Copy every line of the listing that holds the string "Price".
***
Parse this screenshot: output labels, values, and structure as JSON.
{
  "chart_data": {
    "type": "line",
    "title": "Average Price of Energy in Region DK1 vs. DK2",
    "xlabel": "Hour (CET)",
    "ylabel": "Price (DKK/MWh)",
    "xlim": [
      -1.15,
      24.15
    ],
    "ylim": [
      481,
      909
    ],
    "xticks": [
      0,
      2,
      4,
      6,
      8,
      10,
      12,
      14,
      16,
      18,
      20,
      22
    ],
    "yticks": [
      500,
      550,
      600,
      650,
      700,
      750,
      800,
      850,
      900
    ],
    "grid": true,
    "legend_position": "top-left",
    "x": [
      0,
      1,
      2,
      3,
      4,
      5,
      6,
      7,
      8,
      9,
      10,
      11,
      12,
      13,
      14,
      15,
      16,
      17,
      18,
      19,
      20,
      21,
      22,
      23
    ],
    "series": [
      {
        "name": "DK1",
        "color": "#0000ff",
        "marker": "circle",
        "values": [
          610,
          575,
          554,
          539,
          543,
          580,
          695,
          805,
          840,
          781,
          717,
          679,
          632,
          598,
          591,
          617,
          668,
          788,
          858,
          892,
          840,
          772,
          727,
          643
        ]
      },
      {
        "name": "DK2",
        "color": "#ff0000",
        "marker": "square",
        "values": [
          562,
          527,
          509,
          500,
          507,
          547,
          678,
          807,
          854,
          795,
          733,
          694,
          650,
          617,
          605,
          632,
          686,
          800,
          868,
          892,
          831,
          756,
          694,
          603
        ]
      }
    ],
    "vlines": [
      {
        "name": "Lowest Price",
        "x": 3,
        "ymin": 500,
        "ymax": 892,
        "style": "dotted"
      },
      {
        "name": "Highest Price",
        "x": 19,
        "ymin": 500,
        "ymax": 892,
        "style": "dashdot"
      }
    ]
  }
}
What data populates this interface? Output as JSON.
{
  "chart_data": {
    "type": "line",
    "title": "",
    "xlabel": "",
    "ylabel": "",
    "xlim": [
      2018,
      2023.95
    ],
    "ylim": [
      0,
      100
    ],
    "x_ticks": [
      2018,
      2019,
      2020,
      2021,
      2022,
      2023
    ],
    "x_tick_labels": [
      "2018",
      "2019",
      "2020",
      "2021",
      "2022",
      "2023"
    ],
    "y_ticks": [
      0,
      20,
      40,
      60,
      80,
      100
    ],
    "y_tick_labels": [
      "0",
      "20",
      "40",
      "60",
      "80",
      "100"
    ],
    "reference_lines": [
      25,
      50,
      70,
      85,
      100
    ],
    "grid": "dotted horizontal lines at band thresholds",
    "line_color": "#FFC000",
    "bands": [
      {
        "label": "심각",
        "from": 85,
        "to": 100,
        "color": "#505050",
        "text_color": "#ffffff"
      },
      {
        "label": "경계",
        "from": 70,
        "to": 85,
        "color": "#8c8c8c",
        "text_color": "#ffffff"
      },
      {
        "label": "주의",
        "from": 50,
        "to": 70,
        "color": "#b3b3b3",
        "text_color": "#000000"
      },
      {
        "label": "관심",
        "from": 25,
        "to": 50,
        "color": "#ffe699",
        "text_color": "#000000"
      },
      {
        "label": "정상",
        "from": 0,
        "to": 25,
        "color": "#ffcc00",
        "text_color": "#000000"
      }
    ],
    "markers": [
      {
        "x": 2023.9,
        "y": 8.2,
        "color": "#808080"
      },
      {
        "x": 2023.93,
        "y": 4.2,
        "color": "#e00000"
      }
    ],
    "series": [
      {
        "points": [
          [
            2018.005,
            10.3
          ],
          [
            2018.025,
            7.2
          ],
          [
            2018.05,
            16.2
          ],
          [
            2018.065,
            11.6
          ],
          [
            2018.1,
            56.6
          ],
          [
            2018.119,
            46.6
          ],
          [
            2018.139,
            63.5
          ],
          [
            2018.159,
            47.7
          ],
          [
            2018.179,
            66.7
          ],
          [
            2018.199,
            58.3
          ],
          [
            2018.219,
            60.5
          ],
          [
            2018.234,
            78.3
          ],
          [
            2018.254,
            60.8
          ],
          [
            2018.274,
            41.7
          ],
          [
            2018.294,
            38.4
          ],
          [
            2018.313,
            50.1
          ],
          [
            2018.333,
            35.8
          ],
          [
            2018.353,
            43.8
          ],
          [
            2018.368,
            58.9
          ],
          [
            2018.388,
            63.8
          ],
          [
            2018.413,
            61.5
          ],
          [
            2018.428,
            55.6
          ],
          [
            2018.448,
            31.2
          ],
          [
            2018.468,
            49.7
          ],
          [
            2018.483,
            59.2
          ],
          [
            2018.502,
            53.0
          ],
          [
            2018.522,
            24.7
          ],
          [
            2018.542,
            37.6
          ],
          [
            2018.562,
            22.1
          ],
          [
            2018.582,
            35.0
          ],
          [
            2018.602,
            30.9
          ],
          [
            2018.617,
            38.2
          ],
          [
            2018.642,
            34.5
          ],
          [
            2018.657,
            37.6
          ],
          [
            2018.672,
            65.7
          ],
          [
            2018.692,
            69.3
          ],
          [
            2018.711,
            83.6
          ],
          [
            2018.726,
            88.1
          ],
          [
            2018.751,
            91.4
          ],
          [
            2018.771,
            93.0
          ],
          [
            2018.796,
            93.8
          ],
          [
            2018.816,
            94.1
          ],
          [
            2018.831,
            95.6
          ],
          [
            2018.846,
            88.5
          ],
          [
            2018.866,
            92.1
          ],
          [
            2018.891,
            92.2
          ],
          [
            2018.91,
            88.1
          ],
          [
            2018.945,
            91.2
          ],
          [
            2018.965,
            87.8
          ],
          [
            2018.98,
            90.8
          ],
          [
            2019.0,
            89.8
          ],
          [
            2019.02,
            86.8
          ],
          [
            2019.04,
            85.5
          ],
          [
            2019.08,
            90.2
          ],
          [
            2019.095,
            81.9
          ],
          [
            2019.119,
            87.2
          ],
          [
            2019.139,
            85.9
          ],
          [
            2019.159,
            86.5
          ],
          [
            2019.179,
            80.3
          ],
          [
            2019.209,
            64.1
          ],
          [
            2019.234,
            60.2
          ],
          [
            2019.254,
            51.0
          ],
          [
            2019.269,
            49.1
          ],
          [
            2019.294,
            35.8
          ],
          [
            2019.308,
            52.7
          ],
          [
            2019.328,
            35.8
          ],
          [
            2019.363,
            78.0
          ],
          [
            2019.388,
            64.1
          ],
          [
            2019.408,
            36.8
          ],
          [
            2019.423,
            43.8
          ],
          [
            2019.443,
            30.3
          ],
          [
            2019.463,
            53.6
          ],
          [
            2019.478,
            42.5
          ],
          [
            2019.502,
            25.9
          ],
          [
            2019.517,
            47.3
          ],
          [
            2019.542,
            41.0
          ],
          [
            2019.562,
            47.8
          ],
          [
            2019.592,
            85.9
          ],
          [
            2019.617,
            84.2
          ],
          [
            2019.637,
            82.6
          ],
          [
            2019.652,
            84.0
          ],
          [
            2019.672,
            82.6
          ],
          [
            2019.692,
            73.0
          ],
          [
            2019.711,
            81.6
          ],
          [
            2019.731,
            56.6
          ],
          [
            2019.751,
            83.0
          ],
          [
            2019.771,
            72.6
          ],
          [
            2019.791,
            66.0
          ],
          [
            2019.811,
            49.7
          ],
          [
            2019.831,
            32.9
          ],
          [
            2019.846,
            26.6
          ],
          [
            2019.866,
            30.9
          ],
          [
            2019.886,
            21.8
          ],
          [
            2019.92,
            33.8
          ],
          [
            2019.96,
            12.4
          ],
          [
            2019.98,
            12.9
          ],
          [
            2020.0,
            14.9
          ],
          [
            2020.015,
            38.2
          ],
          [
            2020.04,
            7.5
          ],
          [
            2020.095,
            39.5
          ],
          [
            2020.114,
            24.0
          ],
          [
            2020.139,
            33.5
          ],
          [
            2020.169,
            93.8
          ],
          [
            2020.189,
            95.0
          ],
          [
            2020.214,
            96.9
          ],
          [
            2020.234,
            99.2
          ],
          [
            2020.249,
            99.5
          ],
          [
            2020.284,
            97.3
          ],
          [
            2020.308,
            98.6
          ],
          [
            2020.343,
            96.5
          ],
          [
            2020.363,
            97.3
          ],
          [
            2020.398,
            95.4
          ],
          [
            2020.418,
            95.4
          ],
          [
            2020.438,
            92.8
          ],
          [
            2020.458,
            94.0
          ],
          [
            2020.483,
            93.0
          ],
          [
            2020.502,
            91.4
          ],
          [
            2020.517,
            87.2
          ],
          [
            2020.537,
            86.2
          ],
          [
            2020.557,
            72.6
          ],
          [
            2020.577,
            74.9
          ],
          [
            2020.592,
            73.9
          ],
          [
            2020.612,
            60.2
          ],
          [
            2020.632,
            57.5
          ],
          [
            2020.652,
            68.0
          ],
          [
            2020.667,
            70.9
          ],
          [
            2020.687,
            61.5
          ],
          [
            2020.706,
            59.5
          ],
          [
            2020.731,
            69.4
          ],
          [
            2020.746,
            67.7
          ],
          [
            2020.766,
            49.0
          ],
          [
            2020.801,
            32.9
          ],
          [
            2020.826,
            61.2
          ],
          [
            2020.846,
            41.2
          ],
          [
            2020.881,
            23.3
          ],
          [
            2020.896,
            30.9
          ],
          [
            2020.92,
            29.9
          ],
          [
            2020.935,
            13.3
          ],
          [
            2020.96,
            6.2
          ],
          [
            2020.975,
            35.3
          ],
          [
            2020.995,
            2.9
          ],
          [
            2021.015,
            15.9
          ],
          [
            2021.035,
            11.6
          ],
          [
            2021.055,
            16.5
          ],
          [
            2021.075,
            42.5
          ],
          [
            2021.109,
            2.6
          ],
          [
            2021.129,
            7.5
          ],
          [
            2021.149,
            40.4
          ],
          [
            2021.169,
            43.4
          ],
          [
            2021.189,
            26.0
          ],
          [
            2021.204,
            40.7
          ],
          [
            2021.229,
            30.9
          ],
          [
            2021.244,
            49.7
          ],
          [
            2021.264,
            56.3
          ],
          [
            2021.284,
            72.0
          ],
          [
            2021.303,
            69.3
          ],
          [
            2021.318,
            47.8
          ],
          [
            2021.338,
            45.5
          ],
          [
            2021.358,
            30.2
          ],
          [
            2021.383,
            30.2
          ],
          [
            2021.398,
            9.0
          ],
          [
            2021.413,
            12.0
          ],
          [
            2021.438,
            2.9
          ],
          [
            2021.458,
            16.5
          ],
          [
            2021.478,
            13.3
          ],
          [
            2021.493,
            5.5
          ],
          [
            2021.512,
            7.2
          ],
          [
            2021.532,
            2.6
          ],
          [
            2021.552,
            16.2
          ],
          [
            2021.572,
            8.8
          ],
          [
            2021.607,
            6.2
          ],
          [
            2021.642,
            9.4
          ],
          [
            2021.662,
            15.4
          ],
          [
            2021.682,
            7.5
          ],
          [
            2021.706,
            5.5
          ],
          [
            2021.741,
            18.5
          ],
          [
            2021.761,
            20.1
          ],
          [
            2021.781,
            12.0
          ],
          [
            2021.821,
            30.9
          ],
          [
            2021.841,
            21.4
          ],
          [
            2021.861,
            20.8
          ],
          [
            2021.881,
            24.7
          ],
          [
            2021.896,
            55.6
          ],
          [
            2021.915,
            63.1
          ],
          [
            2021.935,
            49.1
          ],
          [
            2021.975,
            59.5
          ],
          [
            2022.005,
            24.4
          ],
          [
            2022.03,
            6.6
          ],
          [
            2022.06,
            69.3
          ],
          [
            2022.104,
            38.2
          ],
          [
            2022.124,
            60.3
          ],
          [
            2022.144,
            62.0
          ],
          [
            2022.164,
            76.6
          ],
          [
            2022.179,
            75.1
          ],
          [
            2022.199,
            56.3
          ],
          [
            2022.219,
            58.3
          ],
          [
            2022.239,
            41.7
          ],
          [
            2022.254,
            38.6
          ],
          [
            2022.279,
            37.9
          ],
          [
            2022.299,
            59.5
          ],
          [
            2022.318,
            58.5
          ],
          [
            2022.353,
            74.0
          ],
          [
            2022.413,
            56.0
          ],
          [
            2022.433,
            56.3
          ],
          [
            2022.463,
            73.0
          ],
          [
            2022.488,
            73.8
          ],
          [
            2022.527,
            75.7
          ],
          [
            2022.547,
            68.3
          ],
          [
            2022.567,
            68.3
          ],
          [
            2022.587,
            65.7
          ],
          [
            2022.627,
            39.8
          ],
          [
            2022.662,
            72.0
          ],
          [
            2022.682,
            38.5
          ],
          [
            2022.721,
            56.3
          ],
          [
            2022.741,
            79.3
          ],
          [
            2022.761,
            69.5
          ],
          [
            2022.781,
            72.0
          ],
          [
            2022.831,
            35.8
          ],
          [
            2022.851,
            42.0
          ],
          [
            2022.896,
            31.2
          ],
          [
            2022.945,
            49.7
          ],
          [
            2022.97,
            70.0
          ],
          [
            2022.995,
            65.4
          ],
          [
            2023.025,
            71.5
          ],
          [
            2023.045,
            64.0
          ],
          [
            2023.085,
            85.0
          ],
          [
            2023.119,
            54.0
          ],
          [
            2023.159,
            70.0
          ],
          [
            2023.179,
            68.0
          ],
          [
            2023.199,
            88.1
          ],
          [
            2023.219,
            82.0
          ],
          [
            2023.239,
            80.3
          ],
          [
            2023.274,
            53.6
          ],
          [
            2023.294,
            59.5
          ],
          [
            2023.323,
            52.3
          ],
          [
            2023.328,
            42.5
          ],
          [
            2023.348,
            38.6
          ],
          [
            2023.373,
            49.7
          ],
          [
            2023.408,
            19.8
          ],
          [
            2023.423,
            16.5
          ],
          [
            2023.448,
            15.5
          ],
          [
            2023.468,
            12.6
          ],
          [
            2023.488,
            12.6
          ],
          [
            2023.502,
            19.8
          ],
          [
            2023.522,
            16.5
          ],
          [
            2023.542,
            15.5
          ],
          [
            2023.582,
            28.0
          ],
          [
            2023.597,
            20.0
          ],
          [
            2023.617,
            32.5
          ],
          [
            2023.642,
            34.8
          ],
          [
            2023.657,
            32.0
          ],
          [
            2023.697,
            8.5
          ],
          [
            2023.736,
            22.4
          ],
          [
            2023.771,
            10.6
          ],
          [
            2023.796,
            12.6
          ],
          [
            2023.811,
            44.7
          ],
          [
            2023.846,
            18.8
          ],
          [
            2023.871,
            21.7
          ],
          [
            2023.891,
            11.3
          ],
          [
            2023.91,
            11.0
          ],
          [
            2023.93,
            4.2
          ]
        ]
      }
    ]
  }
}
***
TASK ANSWER »
    "title": "Average Price of Energy in Region DK1 vs. DK2",
    "ylabel": "Price (DKK/MWh)",
        "name": "Lowest Price",
        "name": "Highest Price",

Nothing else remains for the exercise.